◆ Task inputs:
=====
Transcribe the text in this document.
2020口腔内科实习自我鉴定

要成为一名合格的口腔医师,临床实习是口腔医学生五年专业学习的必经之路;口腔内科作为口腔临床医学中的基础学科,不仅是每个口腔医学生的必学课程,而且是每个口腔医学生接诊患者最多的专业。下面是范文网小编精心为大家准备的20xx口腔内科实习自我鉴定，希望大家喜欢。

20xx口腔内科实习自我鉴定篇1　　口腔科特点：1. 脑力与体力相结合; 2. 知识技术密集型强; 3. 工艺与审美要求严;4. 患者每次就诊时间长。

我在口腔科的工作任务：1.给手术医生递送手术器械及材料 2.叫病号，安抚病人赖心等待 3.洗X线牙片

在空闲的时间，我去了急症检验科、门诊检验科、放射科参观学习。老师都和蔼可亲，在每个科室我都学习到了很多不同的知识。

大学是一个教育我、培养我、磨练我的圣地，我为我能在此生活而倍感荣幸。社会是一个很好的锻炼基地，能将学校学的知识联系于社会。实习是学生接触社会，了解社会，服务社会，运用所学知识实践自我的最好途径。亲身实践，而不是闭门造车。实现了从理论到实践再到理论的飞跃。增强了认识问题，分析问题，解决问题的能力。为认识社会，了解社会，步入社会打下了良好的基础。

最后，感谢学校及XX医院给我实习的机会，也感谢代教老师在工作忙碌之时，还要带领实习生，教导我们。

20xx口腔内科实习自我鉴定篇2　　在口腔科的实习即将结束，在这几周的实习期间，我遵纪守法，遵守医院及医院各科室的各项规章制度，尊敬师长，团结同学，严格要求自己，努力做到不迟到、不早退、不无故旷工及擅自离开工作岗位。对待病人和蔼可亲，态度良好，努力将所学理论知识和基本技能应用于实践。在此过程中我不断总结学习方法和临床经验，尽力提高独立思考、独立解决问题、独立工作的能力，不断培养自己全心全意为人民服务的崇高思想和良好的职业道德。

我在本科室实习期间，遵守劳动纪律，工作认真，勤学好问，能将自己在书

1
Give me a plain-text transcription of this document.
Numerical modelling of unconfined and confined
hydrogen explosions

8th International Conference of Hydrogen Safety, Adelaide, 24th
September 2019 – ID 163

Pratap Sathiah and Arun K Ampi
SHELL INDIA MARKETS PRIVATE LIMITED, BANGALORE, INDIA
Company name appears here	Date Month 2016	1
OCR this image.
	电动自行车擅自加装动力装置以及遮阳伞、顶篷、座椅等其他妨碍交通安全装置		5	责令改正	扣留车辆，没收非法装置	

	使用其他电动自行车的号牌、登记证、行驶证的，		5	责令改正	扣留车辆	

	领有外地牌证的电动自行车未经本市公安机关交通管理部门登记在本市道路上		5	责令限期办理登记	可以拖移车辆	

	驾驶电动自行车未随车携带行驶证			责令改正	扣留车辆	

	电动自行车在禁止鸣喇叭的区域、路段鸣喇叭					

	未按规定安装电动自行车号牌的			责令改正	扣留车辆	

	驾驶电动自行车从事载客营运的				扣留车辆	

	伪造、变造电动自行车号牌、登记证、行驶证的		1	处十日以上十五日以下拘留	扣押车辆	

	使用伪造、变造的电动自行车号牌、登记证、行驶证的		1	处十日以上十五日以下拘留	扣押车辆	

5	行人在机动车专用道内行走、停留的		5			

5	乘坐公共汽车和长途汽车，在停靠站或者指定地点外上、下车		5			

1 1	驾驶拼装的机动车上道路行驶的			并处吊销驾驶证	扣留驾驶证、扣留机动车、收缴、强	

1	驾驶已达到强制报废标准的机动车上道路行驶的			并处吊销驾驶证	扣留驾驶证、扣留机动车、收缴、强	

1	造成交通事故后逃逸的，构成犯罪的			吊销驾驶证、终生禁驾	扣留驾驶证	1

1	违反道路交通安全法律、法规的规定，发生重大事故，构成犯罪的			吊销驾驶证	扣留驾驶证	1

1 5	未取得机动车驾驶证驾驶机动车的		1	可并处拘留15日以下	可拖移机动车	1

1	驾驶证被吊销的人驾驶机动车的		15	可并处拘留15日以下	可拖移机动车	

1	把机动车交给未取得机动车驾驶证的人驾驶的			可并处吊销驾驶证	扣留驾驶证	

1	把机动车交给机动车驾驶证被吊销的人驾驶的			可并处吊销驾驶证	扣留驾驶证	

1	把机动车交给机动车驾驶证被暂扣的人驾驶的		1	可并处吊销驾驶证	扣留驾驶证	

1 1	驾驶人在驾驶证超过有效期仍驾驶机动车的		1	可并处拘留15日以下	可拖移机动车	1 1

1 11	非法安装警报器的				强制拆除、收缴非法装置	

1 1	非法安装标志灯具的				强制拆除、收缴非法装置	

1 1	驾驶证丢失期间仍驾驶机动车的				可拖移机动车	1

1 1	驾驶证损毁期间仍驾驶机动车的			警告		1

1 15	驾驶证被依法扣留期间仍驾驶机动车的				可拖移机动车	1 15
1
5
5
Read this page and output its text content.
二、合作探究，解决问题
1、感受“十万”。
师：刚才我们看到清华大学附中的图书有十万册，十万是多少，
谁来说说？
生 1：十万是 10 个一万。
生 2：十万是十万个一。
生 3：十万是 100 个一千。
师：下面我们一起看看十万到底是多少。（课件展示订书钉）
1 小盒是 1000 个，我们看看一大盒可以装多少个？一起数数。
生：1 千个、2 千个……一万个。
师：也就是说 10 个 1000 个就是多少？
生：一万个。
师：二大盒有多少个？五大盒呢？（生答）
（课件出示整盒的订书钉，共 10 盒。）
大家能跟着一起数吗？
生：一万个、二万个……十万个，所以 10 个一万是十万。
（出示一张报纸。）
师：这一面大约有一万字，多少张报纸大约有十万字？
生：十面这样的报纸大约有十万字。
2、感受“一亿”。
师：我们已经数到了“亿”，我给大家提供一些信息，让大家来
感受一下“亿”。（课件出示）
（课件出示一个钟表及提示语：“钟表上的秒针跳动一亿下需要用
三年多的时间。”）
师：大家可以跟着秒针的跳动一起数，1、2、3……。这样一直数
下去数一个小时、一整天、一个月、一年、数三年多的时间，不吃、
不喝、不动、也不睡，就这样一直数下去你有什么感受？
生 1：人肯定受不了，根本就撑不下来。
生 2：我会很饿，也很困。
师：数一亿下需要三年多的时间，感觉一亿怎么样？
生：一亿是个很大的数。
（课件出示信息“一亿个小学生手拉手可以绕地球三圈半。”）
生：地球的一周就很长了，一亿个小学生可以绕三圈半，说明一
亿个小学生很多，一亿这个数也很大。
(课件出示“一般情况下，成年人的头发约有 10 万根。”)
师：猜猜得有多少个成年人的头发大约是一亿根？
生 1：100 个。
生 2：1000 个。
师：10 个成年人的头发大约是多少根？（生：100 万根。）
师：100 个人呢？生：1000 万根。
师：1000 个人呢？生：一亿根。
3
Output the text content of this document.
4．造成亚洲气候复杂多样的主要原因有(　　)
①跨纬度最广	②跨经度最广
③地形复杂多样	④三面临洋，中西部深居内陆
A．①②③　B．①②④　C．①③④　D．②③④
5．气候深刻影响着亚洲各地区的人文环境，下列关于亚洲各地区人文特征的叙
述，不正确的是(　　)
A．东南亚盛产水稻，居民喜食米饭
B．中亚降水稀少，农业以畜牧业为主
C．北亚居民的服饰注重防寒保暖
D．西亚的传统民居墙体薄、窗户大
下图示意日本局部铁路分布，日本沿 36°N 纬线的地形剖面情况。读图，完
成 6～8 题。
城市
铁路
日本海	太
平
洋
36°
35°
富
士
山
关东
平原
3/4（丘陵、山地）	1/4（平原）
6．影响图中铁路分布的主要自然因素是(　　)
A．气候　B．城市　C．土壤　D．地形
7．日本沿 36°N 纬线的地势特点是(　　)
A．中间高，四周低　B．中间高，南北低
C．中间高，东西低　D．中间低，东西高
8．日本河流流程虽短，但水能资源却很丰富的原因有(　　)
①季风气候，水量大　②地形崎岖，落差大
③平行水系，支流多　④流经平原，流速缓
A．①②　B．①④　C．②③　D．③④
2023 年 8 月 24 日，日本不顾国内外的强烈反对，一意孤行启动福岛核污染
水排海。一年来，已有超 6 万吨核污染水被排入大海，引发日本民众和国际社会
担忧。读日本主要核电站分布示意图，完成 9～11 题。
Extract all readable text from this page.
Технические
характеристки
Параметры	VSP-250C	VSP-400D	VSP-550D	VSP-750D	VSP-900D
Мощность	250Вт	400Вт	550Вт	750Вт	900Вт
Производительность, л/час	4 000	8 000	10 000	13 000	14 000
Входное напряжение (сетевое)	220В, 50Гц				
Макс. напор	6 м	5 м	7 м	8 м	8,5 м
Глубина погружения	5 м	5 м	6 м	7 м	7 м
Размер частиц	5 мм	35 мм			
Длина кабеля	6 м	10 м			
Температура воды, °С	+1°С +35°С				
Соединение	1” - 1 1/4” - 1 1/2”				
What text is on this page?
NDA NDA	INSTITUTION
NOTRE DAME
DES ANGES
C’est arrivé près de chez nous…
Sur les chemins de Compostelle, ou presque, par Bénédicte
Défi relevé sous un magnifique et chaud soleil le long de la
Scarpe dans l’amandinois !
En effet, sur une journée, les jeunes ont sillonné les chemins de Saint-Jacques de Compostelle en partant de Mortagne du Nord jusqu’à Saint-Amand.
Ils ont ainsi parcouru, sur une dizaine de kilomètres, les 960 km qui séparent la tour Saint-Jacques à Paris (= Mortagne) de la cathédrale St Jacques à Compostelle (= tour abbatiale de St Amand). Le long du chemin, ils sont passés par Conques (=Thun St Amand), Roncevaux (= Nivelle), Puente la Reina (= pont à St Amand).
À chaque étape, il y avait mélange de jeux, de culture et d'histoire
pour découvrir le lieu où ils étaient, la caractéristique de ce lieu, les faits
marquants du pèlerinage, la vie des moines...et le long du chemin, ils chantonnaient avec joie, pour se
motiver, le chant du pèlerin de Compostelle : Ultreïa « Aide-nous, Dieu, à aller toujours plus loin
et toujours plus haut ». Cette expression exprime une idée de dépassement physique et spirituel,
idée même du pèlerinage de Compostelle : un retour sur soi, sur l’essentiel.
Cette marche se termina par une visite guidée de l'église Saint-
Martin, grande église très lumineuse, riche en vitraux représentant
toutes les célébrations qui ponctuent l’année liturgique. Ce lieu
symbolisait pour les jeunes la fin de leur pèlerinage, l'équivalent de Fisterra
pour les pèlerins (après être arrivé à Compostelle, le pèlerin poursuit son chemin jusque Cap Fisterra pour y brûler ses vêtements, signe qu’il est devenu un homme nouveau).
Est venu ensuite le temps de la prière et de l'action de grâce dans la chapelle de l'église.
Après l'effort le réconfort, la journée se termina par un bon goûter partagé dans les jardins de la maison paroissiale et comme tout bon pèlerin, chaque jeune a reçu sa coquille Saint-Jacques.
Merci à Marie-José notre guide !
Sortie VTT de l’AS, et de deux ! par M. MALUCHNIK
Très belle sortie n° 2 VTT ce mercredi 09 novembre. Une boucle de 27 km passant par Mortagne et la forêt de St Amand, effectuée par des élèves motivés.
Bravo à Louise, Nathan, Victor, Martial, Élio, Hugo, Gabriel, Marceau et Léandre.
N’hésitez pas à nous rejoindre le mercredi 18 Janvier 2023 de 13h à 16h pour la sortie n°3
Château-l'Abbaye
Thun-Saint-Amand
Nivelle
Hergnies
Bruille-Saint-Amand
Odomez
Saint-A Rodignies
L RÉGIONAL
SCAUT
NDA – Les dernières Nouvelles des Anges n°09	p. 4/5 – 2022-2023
=====
Only lines holding the string "this" are wanted; gather each one from the entries above.

◆ Task answer:
Transcribe the text in this document.
Give me a plain-text transcription of this document.
OCR this image.
Read this page and output its text content.
Output the text content of this document.
Extract all readable text from this page.
What text is on this page?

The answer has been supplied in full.